Dataset items:
───

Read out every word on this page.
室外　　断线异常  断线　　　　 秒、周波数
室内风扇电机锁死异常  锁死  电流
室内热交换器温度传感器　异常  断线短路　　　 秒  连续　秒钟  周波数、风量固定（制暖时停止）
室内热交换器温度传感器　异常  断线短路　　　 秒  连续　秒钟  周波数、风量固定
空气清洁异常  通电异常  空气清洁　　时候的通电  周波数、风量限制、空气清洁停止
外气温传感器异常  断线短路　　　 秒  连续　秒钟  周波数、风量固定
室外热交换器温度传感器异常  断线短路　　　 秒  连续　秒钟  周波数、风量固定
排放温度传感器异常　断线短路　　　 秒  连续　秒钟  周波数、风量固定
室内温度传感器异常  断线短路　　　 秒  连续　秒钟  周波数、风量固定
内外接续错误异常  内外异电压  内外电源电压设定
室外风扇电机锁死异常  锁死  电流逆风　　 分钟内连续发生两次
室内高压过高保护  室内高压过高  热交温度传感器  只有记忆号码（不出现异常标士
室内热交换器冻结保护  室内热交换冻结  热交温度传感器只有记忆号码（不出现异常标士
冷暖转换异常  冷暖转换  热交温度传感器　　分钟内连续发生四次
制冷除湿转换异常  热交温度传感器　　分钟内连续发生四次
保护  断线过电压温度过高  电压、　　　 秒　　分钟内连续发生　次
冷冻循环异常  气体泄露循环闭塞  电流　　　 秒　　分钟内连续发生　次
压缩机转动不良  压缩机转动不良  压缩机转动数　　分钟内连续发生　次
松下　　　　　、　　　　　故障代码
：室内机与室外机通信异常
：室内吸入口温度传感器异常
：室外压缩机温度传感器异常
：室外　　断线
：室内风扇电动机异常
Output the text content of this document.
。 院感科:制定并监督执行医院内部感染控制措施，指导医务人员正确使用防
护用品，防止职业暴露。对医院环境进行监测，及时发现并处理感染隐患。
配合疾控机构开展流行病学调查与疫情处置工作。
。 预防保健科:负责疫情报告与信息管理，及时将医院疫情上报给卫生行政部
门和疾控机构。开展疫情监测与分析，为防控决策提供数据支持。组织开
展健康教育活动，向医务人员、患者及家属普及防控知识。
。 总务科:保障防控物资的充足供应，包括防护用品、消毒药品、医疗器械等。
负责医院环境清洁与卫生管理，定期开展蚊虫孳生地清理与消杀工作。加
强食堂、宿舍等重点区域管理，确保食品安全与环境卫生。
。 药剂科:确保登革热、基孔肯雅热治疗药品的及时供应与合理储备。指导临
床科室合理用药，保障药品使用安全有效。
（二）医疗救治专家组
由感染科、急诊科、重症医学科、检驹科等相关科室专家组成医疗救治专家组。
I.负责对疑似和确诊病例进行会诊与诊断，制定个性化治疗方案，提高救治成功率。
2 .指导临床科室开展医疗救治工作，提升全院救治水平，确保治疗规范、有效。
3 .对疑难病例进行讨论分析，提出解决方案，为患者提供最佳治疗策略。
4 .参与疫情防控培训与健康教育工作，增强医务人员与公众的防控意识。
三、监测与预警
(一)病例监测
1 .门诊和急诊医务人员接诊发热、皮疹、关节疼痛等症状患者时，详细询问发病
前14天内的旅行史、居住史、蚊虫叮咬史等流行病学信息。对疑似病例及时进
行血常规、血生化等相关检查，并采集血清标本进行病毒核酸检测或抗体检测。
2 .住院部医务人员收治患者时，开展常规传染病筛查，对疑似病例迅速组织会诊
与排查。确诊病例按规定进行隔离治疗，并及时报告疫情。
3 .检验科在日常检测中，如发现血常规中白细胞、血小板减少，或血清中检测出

───

* **Short task**:
Only the lines from the one containing "Output the text content of this document." to the end of the listing belong in the output, each reproduced exactly.

* **Full response**:
Output the text content of this document.
。 院感科:制定并监督执行医院内部感染控制措施，指导医务人员正确使用防
护用品，防止职业暴露。对医院环境进行监测，及时发现并处理感染隐患。
配合疾控机构开展流行病学调查与疫情处置工作。
。 预防保健科:负责疫情报告与信息管理，及时将医院疫情上报给卫生行政部
门和疾控机构。开展疫情监测与分析，为防控决策提供数据支持。组织开
展健康教育活动，向医务人员、患者及家属普及防控知识。
。 总务科:保障防控物资的充足供应，包括防护用品、消毒药品、医疗器械等。
负责医院环境清洁与卫生管理，定期开展蚊虫孳生地清理与消杀工作。加
强食堂、宿舍等重点区域管理，确保食品安全与环境卫生。
。 药剂科:确保登革热、基孔肯雅热治疗药品的及时供应与合理储备。指导临
床科室合理用药，保障药品使用安全有效。
（二）医疗救治专家组
由感染科、急诊科、重症医学科、检驹科等相关科室专家组成医疗救治专家组。
I.负责对疑似和确诊病例进行会诊与诊断，制定个性化治疗方案，提高救治成功率。
2 .指导临床科室开展医疗救治工作，提升全院救治水平，确保治疗规范、有效。
3 .对疑难病例进行讨论分析，提出解决方案，为患者提供最佳治疗策略。
4 .参与疫情防控培训与健康教育工作，增强医务人员与公众的防控意识。
三、监测与预警
(一)病例监测
1 .门诊和急诊医务人员接诊发热、皮疹、关节疼痛等症状患者时，详细询问发病
前14天内的旅行史、居住史、蚊虫叮咬史等流行病学信息。对疑似病例及时进
行血常规、血生化等相关检查，并采集血清标本进行病毒核酸检测或抗体检测。
2 .住院部医务人员收治患者时，开展常规传染病筛查，对疑似病例迅速组织会诊
与排查。确诊病例按规定进行隔离治疗，并及时报告疫情。
3 .检验科在日常检测中，如发现血常规中白细胞、血小板减少，或血清中检测出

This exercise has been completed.